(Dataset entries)
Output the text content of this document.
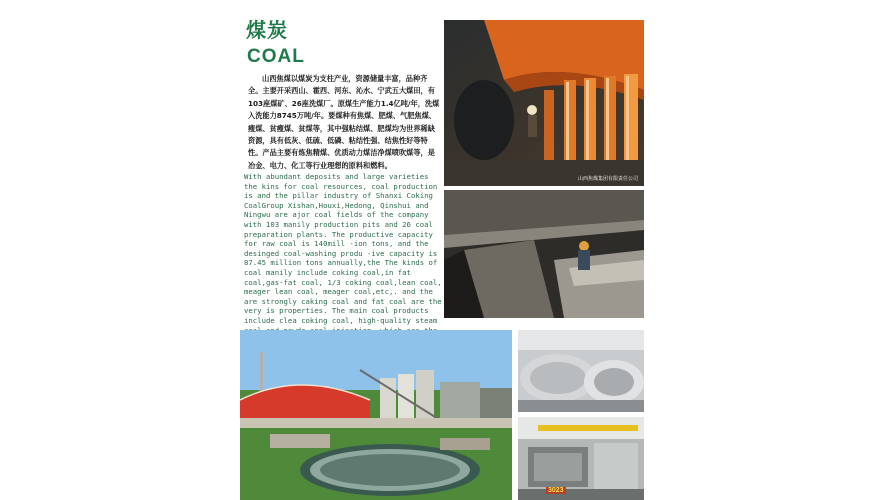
煤炭
COAL

山西焦煤以煤炭为支柱产业，资源储量丰富，品种齐全。主要开采西山、霍西、河东、沁水、宁武五大煤田，有103座煤矿、26座洗煤厂。原煤生产能力1.4亿吨/年，洗煤入洗能力8745万吨/年。要煤种有焦煤、肥煤、气肥焦煤、瘦煤、贫瘦煤、贫煤等，其中强粘结煤、肥煤均为世界稀缺资源，具有低灰、低硫、低磷、粘结性强、结焦性好等特性。产品主要有炼焦精煤、优质动力煤洁净煤喷吹煤等，是冶金、电力、化工等行业理想的原料和燃料。

With abundant deposits and large varieties the kins for coal resources, coal production is and the pillar industry of Shanxi Coking CoalGroup Xishan,Houxi,Hedong, Qinshui and Ningwu are ajor coal fields of the company with 103 manily production pits and 26 coal preparation plants. The productive capacity for raw coal is 140mill -ion tons, and the desinged coal-washing produ -ive capacity is 87.45 million tons annually,the The kinds of coal manily include coking coal,in fat coal,gas-fat coal, 1/3 coking coal,lean coal, meager lean coal, meager coal,etc,. and the are strongly caking coal and fat coal are the very is properties. The main coal products include clea coking coal, high-quality steam

山西焦煤集团有限责任公司
3023
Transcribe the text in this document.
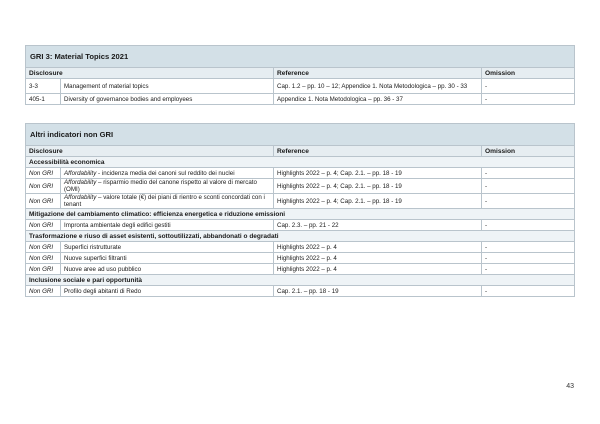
GRI 3: Material Topics 2021			
Disclosure		Reference	Omission
3-3	Management of material topics	Cap. 1.2 – pp. 10 – 12; Appendice 1. Nota Metodologica – pp. 30 - 33	-
405-1	Diversity of governance bodies and employees	Appendice 1. Nota Metodologica – pp. 36 - 37	-
Altri indicatori non GRI			
Disclosure		Reference	Omission
Accessibilità economica			
Non GRI	Affordability - incidenza media dei canoni sul reddito dei nuclei	Highlights 2022 – p. 4; Cap. 2.1. – pp. 18 - 19	-
Non GRI	Affordability – risparmio medio del canone rispetto al valore di mercato (OMI)	Highlights 2022 – p. 4; Cap. 2.1. – pp. 18 - 19	-
Non GRI	Affordability – valore totale (€) dei piani di rientro e sconti concordati con i tenant	Highlights 2022 – p. 4; Cap. 2.1. – pp. 18 - 19	-
Mitigazione del cambiamento climatico: efficienza energetica e riduzione emissioni			
Non GRI	Impronta ambientale degli edifici gestiti	Cap. 2.3. – pp. 21 - 22	-
Trasformazione e riuso di asset esistenti, sottoutilizzati, abbandonati o degradati			
Non GRI	Superfici ristrutturate	Highlights 2022 – p. 4	-
Non GRI	Nuove superfici filtranti	Highlights 2022 – p. 4	-
Non GRI	Nuove aree ad uso pubblico	Highlights 2022 – p. 4	-
Inclusione sociale e pari opportunità			
Non GRI	Profilo degli abitanti di Redo	Cap. 2.1. – pp. 18 - 19	-
43
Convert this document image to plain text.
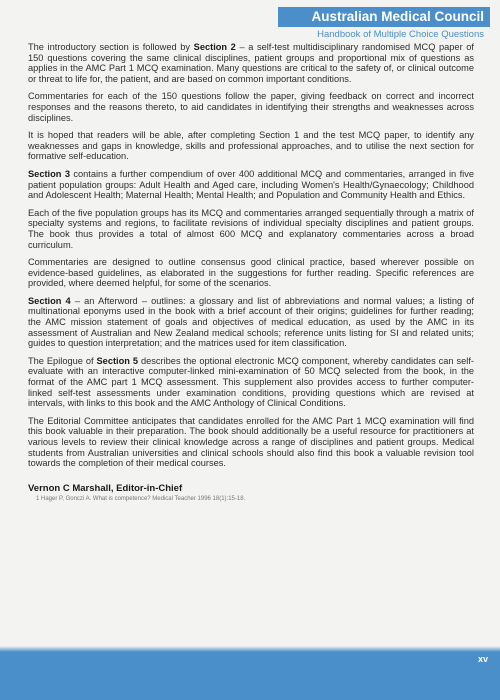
Australian Medical Council
Handbook of Multiple Choice Questions

The introductory section is followed by Section 2 – a self-test multidisciplinary randomised MCQ paper of 150 questions covering the same clinical disciplines, patient groups and proportional mix of questions as applies in the AMC Part 1 MCQ examination. Many questions are critical to the safety of, or clinical outcome or threat to life for, the patient, and are based on common important conditions.

Commentaries for each of the 150 questions follow the paper, giving feedback on correct and incorrect responses and the reasons thereto, to aid candidates in identifying their strengths and weaknesses across disciplines.

It is hoped that readers will be able, after completing Section 1 and the test MCQ paper, to identify any weaknesses and gaps in knowledge, skills and professional approaches, and to utilise the next section for formative self-education.

Section 3 contains a further compendium of over 400 additional MCQ and commentaries, arranged in five patient population groups: Adult Health and Aged care, including Women's Health/Gynaecology; Childhood and Adolescent Health; Maternal Health; Mental Health; and Population and Community Health and Ethics.

Each of the five population groups has its MCQ and commentaries arranged sequentially through a matrix of specialty systems and regions, to facilitate revisions of individual specialty disciplines and patient groups. The book thus provides a total of almost 600 MCQ and explanatory commentaries across a broad curriculum.

Commentaries are designed to outline consensus good clinical practice, based wherever possible on evidence-based guidelines, as elaborated in the suggestions for further reading. Specific references are provided, where deemed helpful, for some of the scenarios.

Section 4 – an Afterword – outlines: a glossary and list of abbreviations and normal values; a listing of multinational eponyms used in the book with a brief account of their origins; guidelines for further reading; the AMC mission statement of goals and objectives of medical education, as used by the AMC in its assessment of Australian and New Zealand medical schools; reference units listing for SI and related units; guides to question interpretation; and the matrices used for item classification.

The Epilogue of Section 5 describes the optional electronic MCQ component, whereby candidates can self-evaluate with an interactive computer-linked mini-examination of 50 MCQ selected from the book, in the format of the AMC part 1 MCQ assessment. This supplement also provides access to further computer-linked self-test assessments under examination conditions, providing questions which are revised at intervals, with links to this book and the AMC Anthology of Clinical Conditions.

The Editorial Committee anticipates that candidates enrolled for the AMC Part 1 MCQ examination will find this book valuable in their preparation. The book should additionally be a useful resource for practitioners at various levels to review their clinical knowledge across a range of disciplines and patient groups. Medical students from Australian universities and clinical schools should also find this book a valuable revision tool towards the completion of their medical courses.

Vernon C Marshall, Editor-in-Chief
1 Hager P, Gonczi A. What is competence? Medical Teacher 1996 18(1):15-18.
xv
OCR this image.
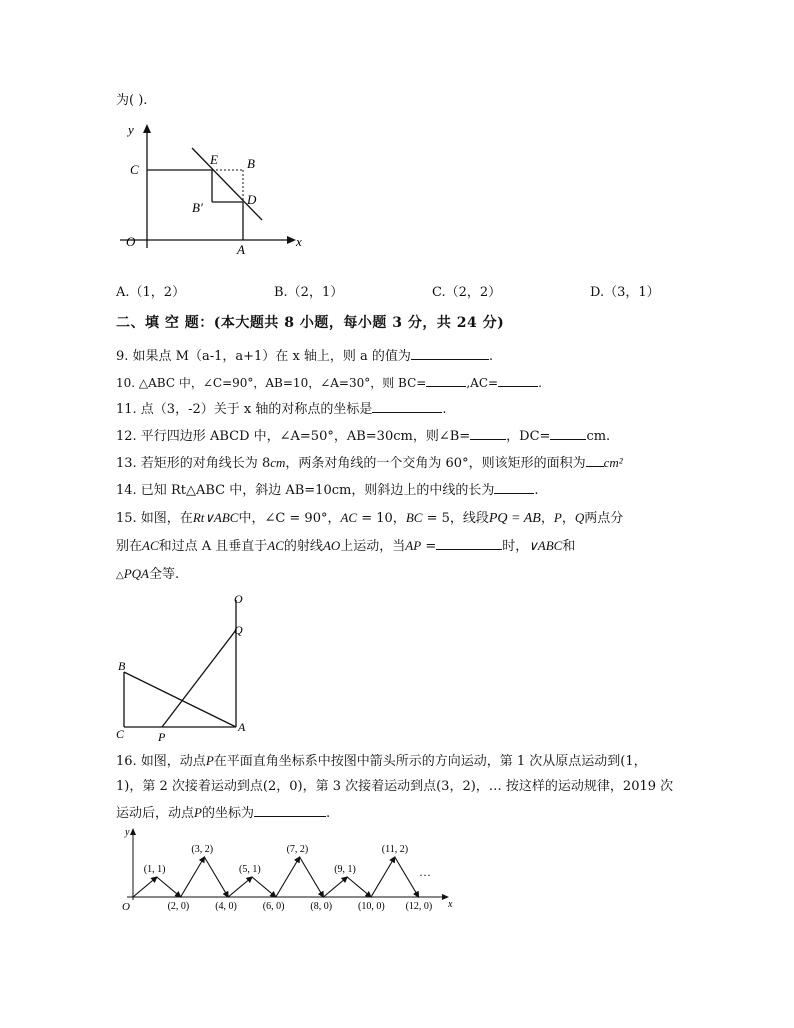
为( ).
y
x
C
E B
D
B′
O
A
A.（1，2）	B.（2，1）	C.（2，2）	D.（3，1）
二、填 空 题：(本大题共 8 小题，每小题 3 分，共 24 分)
9. 如果点 M（a-1，a+1）在 x 轴上，则 a 的值为	.
10. △ABC 中，∠C=90°，AB=10，∠A=30°，则 BC=	,AC=	.
11. 点（3，-2）关于 x 轴的对称点的坐标是	.
12. 平行四边形 ABCD 中，∠A=50°，AB=30cm，则∠B=	，DC=	cm.
13. 若矩形的对角线长为 8cm，两条对角线的一个交角为 60°，则该矩形的面积为 cm²
14. 已知 Rt△ABC 中，斜边 AB=10cm，则斜边上的中线的长为	.
15. 如图，在Rt∨ABC中，∠C = 90°，AC = 10，BC = 5，线段PQ = AB，P，Q两点分
别在AC和过点 A 且垂直于AC的射线AO上运动，当AP =	时，∨ABC和
△PQA全等.
O
Q
B
C	P
A
16. 如图，动点P在平面直角坐标系中按图中箭头所示的方向运动，第 1 次从原点运动到(1，
1)，第 2 次接着运动到点(2，0)，第 3 次接着运动到点(3，2)，… 按这样的运动规律，2019 次
运动后，动点P的坐标为	.
y
x
O
(1, 1)
(3, 2)
(5, 1)
(7, 2)
(9, 1)
(11, 2)
(2, 0)	(4, 0)	(6, 0)	(8, 0)	(10, 0) (12, 0)
…
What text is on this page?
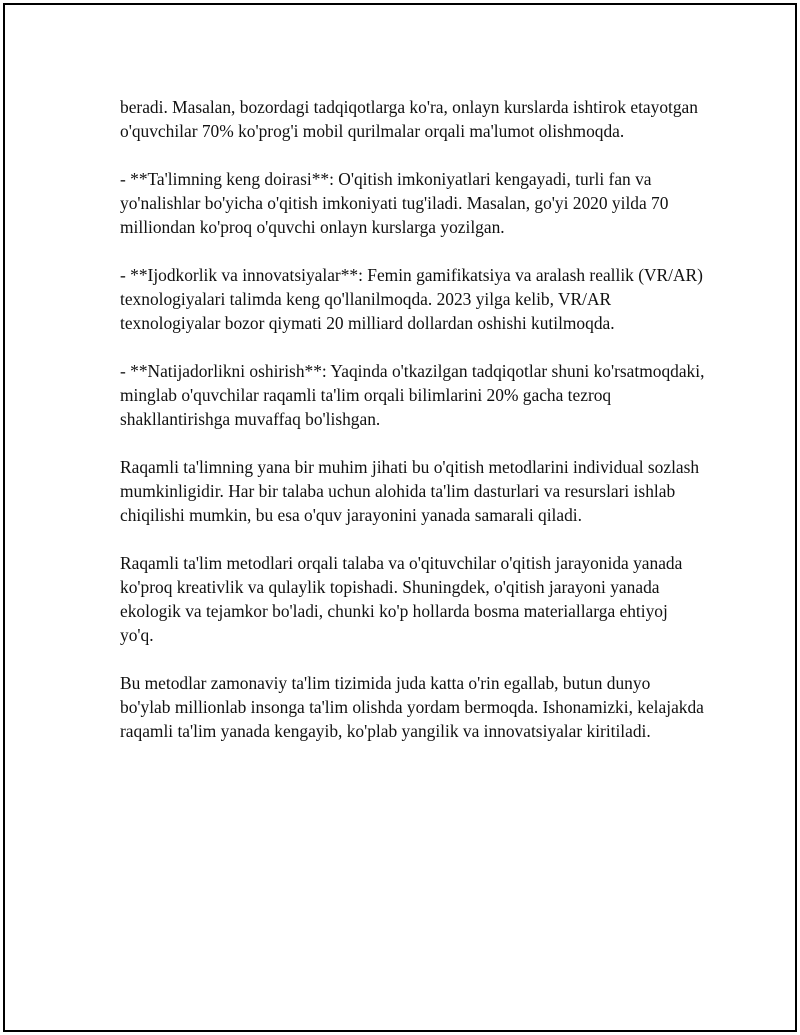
beradi. Masalan, bozordagi tadqiqotlarga ko'ra, onlayn kurslarda ishtirok etayotgan o'quvchilar 70% ko'prog'i mobil qurilmalar orqali ma'lumot olishmoqda.

- **Ta'limning keng doirasi**: O'qitish imkoniyatlari kengayadi, turli fan va yo'nalishlar bo'yicha o'qitish imkoniyati tug'iladi. Masalan, go'yi 2020 yilda 70 milliondan ko'proq o'quvchi onlayn kurslarga yozilgan.

- **Ijodkorlik va innovatsiyalar**: Femin gamifikatsiya va aralash reallik (VR/AR) texnologiyalari talimda keng qo'llanilmoqda. 2023 yilga kelib, VR/AR texnologiyalar bozor qiymati 20 milliard dollardan oshishi kutilmoqda.

- **Natijadorlikni oshirish**: Yaqinda o'tkazilgan tadqiqotlar shuni ko'rsatmoqdaki, minglab o'quvchilar raqamli ta'lim orqali bilimlarini 20% gacha tezroq shakllantirishga muvaffaq bo'lishgan.

Raqamli ta'limning yana bir muhim jihati bu o'qitish metodlarini individual sozlash mumkinligidir. Har bir talaba uchun alohida ta'lim dasturlari va resurslari ishlab chiqilishi mumkin, bu esa o'quv jarayonini yanada samarali qiladi.

Raqamli ta'lim metodlari orqali talaba va o'qituvchilar o'qitish jarayonida yanada ko'proq kreativlik va qulaylik topishadi. Shuningdek, o'qitish jarayoni yanada ekologik va tejamkor bo'ladi, chunki ko'p hollarda bosma materiallarga ehtiyoj yo'q.

Bu metodlar zamonaviy ta'lim tizimida juda katta o'rin egallab, butun dunyo bo'ylab millionlab insonga ta'lim olishda yordam bermoqda. Ishonamizki, kelajakda raqamli ta'lim yanada kengayib, ko'plab yangilik va innovatsiyalar kiritiladi.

Objective:
Copy out each line of the material that holds the word "Metodologica".

Response to the task:
3-3	Management of material topics	Cap. 1.2 – pp. 10 – 12; Appendice 1. Nota Metodologica – pp. 30 - 33	-
405-1	Diversity of governance bodies and employees	Appendice 1. Nota Metodologica – pp. 36 - 37	-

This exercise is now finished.